→ TEXT PROVIDED
[Start of Attachment]
The Liberals have recovered in Ontario, gaining three points in a week according to Leger, holding leads in the latest polls from Abacus, Leger, Angus Reid, EKOS, and Nanos, and they’re now on track to limit their losses in the province. Polls in Quebec are all over the place, but it looks like the Liberals, on average, are going to make gains in the province. The interesting thing that’s happened this week is the Liberal position in BC has strengthened considerable, with all of EKOS, Ipsos, Leger, Mainstreet, Angus Reid, and Abacus showing the CPC-LPC gap declining since 2019, meaning that the Liberals are now back in play to gain the nearly half dozen marginals that the CPC won narrowly in 2019 in the Greater bit of Greater Vancouver. Unless you think the Tories can somehow actually pull off at least a half-dozen gains in Atlantic Canada (they can’t), and somehow win Ontario by like 5 (they absolutely can’t), there remains no path to a Tory government.
The Conservatives are flailing around, unable or unwilling to run a campaign that would actually be seen as winnable. They’ve let the issue of guns dominate the headlines for nearly a week, and whether or not their plans are actually as nefarious as what the Liberals claim (and I have no idea, as someone whose interest in this policy fight is non-existent), the fact they have no answer is ludicrous. They put it in their platform because they felt they had to, as a favour to the gun rights groups that helped O’Toole win the leadership. My guess is the plan was always to have a long, time consuming review that fundamentally changed little, but saying that would piss off your right flank, which the Tories cannot do, given the rise of the PPC is already scaring them. It’s been a bad Conservative campaign that looks lively because of misleading national poll leads and people taking bad data at face value.
[End of Attachment]
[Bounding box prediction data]
[Start of Attachment]
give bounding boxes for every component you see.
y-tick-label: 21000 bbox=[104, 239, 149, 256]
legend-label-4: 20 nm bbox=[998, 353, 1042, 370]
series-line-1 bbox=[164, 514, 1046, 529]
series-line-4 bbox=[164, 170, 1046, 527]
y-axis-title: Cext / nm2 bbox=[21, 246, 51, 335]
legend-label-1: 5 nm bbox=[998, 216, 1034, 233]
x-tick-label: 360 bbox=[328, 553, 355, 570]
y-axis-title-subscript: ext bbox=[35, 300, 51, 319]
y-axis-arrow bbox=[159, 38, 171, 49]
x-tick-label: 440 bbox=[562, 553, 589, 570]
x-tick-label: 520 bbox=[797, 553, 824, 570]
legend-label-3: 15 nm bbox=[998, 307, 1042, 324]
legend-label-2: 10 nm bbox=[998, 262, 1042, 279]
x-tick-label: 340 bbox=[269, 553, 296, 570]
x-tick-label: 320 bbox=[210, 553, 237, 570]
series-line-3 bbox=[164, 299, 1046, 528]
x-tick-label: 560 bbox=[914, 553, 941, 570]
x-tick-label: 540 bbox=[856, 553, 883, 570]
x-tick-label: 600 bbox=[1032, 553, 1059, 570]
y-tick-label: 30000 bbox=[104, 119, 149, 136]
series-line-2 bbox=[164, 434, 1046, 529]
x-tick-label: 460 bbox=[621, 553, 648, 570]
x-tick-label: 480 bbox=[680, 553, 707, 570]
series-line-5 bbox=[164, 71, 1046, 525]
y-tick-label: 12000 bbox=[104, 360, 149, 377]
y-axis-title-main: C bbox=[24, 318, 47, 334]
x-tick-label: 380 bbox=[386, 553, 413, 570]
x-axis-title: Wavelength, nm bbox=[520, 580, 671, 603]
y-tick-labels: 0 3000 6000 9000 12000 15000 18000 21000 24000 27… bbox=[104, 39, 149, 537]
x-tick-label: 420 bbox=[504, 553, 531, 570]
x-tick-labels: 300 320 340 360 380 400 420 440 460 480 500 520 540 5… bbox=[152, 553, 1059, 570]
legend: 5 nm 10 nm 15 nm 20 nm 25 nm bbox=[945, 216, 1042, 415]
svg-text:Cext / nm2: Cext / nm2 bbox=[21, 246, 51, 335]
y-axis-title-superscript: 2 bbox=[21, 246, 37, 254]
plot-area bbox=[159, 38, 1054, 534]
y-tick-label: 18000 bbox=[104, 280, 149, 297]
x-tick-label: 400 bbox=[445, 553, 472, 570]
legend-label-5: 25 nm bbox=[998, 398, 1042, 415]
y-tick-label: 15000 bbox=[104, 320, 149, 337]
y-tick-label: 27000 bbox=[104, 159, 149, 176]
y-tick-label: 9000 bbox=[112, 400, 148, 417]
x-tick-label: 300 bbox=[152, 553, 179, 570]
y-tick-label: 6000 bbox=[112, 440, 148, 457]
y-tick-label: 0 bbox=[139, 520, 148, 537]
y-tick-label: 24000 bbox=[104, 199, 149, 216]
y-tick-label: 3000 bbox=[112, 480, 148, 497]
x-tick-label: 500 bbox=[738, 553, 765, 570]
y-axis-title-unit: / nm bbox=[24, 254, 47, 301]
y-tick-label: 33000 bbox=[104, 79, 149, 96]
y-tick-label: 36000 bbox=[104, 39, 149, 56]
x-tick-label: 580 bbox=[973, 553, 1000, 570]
[End of Attachment]
→ EXERCISES TO COMPLETE
A. According to the election commentary, how many points did the Liberals gain in Ontario in a week, per Leger?
B. Can you sum up the election commentary in two sentences?

→ COMPLETED EXERCISE
A. Three points.

B. The Liberals have recovered in Ontario, look set to make gains in Quebec on average, and have strengthened in BC enough to be back in play for marginals the Conservatives narrowly won in 2019, leaving no path to a Tory government. The Conservatives, by contrast, are running a flailing campaign that let the gun issue dominate headlines for nearly a week without an answer and only looks lively because of misleading national poll leads.